Start of RECORDS FOR THIS TASK

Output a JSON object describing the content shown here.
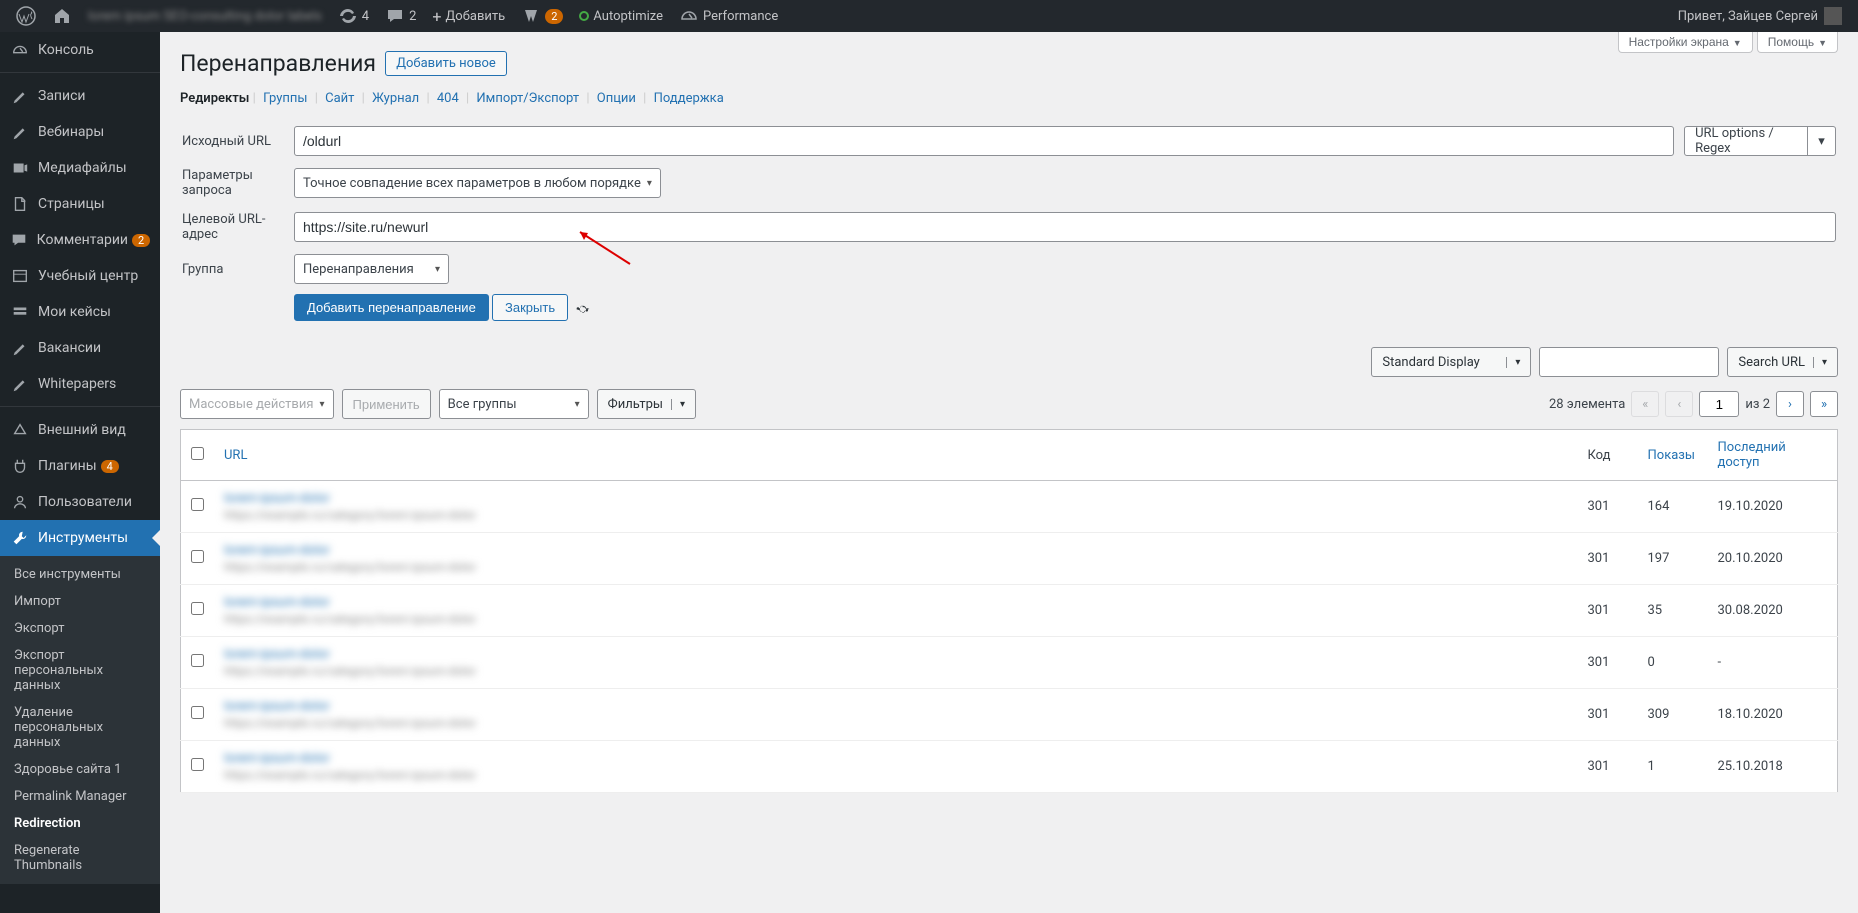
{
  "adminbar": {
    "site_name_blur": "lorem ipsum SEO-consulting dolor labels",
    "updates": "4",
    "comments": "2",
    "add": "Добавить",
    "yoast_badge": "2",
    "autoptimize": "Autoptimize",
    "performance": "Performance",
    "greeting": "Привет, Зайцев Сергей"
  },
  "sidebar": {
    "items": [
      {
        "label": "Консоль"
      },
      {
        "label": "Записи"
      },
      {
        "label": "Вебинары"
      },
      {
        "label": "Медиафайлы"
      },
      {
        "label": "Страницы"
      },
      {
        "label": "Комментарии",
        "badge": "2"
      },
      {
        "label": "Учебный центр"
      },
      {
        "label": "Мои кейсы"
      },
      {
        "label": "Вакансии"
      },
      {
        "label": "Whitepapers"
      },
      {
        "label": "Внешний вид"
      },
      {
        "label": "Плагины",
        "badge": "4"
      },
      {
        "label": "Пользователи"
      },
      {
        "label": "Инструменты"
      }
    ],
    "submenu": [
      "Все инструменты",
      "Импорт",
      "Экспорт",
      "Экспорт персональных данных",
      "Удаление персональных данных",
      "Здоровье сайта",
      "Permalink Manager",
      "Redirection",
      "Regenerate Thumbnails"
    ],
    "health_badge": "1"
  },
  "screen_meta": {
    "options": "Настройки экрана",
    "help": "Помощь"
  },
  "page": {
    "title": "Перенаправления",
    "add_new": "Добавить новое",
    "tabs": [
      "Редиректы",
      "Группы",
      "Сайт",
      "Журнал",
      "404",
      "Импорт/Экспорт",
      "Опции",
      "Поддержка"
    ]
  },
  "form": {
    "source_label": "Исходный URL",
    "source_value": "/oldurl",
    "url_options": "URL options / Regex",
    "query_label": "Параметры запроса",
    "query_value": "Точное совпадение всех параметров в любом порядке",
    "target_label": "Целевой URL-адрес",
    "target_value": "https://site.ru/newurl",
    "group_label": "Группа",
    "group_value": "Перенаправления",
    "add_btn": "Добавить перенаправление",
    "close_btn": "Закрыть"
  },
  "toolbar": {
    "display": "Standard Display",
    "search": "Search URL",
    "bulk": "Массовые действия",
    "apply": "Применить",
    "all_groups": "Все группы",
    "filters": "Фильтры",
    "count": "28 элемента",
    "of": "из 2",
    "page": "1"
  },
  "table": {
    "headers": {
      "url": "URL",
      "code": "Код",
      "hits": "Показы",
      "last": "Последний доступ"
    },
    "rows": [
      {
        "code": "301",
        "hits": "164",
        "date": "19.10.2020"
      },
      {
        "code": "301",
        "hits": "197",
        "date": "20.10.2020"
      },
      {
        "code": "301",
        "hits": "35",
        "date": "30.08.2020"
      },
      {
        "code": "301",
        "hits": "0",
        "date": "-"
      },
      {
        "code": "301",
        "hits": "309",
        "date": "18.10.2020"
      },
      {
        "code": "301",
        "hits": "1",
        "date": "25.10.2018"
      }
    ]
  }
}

End of RECORDS FOR THIS TASK
Start of RECORDS FOR THIS TASK

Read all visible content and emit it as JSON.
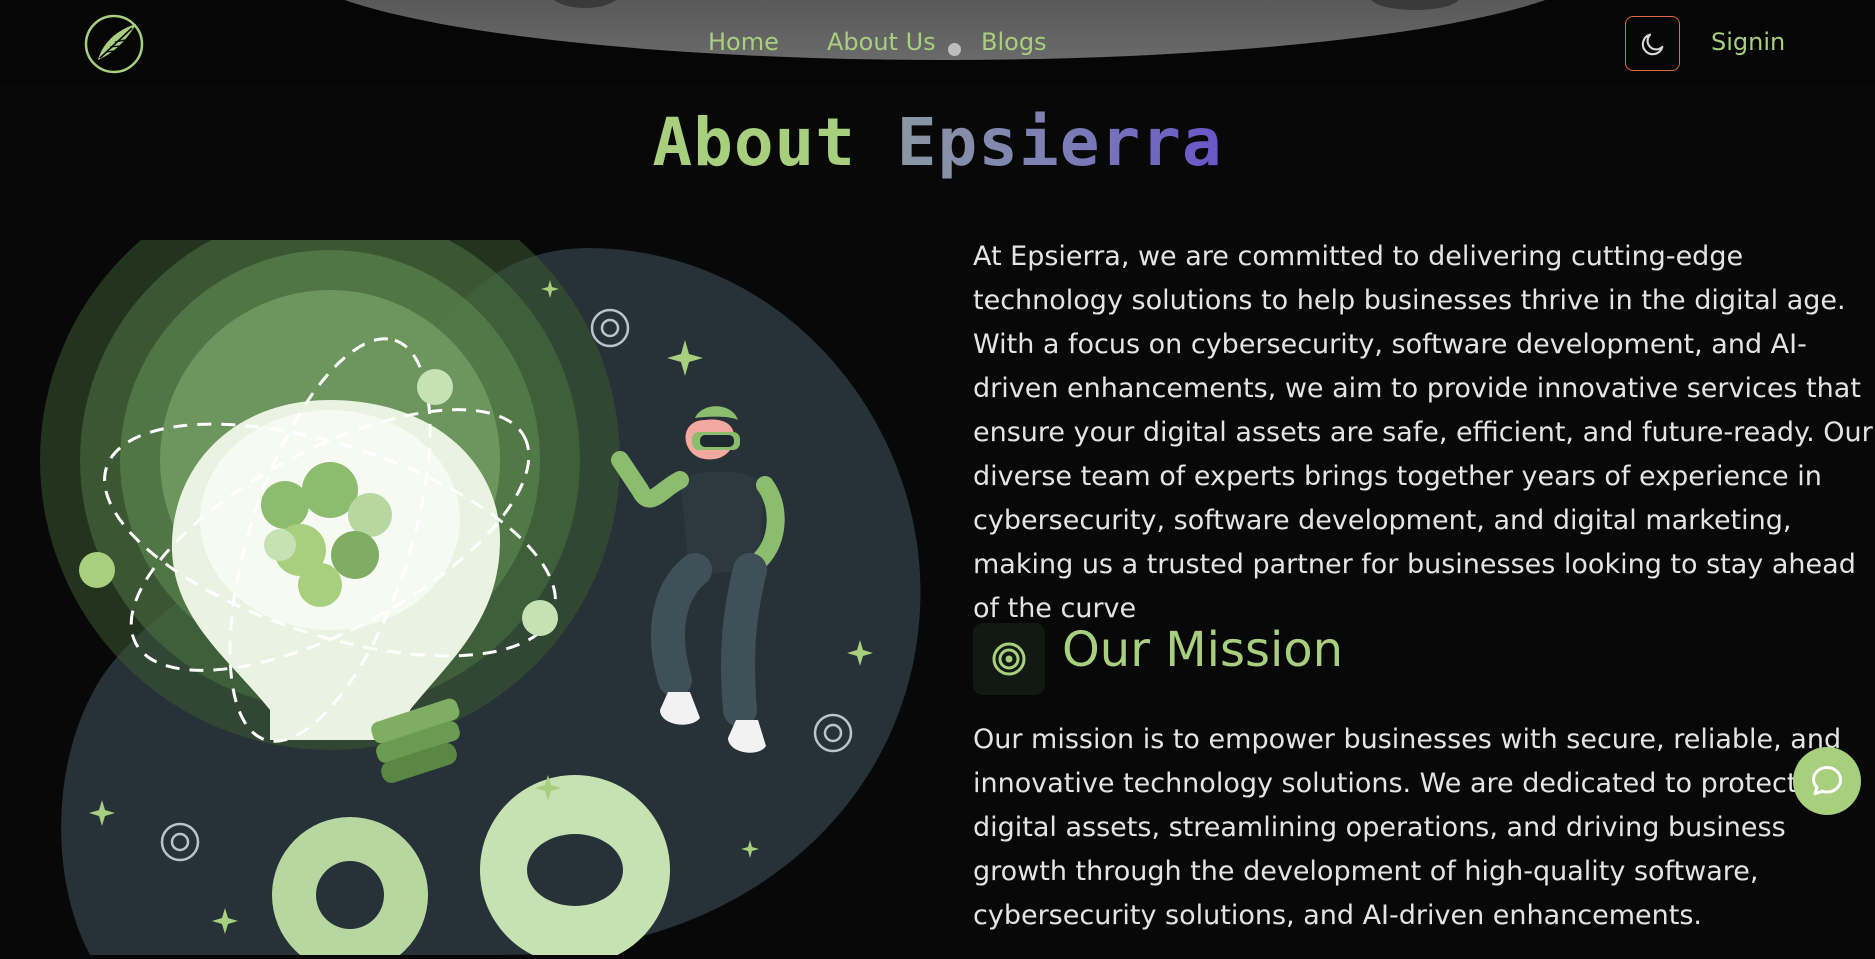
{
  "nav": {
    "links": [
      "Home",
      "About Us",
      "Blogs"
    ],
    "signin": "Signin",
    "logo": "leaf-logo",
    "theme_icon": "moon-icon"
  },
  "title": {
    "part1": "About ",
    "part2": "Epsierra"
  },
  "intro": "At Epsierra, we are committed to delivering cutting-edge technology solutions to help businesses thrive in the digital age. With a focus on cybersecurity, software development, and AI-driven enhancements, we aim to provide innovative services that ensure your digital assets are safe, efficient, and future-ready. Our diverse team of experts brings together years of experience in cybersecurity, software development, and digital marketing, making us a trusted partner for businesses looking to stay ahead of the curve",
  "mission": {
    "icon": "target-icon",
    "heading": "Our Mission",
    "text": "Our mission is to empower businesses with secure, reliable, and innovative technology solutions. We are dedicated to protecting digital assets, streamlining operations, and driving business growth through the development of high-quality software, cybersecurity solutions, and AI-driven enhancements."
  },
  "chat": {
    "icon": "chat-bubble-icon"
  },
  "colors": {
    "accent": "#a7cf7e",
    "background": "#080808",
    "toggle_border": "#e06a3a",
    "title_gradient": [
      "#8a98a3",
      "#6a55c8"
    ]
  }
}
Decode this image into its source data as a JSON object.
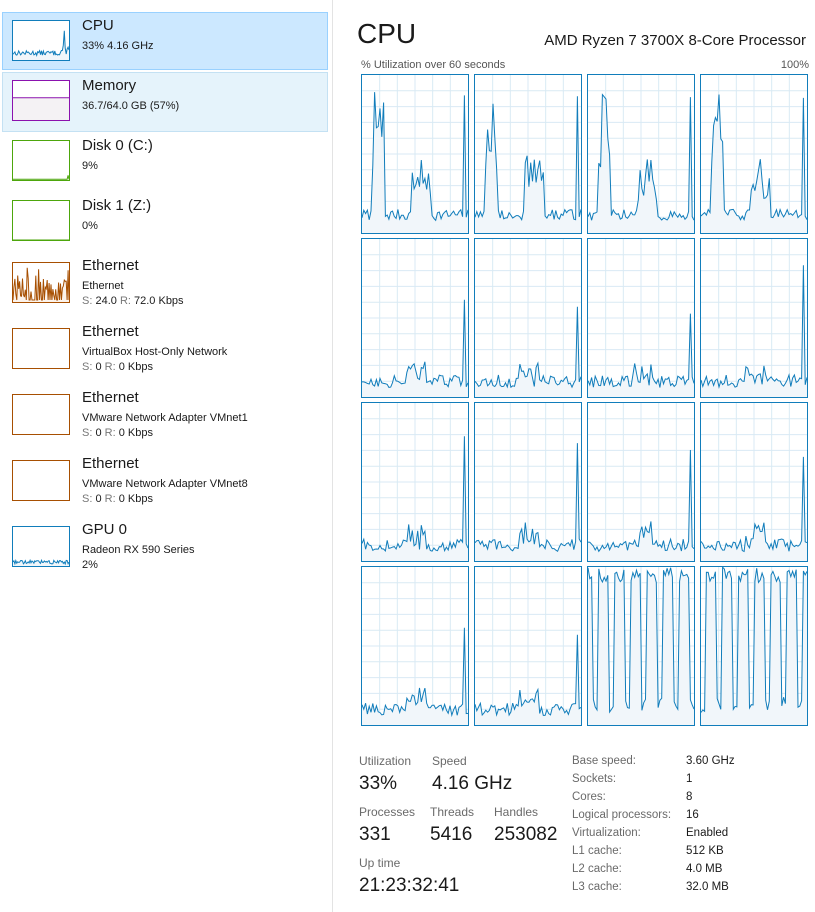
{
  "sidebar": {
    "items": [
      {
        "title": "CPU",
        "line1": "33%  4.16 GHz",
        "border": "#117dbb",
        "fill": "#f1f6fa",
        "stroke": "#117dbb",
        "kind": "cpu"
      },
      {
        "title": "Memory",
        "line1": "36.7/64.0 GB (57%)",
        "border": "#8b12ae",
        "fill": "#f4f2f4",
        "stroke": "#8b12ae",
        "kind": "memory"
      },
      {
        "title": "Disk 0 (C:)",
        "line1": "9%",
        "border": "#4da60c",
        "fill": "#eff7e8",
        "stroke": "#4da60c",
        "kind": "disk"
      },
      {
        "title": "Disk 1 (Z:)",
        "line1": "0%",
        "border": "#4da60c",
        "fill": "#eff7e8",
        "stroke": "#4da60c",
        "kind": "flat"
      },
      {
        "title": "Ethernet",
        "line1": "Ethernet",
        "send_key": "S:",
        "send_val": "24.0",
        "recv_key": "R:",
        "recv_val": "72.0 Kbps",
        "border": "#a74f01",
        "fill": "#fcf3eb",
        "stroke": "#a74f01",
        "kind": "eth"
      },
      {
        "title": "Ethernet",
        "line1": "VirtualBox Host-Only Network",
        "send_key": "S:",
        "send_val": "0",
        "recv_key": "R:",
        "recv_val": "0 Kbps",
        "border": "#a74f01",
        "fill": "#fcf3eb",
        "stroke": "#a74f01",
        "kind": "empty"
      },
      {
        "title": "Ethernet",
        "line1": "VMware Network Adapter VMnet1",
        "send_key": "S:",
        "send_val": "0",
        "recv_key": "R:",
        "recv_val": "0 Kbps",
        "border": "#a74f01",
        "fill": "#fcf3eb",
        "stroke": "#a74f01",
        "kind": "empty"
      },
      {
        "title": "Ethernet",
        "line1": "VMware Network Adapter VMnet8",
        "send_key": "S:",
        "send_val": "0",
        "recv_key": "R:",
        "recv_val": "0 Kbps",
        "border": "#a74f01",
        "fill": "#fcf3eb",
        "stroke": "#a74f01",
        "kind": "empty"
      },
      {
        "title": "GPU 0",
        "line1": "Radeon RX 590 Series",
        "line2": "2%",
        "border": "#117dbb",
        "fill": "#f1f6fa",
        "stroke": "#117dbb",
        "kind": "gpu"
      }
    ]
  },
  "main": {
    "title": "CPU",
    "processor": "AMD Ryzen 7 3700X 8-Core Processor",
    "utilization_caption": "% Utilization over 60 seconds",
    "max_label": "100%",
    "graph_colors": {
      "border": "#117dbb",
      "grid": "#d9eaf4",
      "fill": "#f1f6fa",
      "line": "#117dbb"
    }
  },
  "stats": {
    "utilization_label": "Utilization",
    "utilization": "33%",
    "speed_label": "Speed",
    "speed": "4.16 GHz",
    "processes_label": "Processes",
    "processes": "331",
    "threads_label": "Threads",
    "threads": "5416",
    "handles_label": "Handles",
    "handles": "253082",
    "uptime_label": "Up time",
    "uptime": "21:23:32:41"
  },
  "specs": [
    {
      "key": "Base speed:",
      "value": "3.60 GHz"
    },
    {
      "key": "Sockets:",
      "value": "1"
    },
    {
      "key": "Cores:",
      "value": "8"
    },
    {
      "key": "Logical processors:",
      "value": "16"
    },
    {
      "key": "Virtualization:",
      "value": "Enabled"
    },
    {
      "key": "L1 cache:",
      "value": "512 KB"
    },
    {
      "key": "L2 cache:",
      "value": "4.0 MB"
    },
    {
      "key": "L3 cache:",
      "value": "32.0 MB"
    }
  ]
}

End of RECORDS FOR THIS TASK

• **EXERCISE TASK**
Pick out the lines containing the word "Перенаправления" and show them.

• **TASK SOLUTION**
    "title": "Перенаправления",
    "group_value": "Перенаправления",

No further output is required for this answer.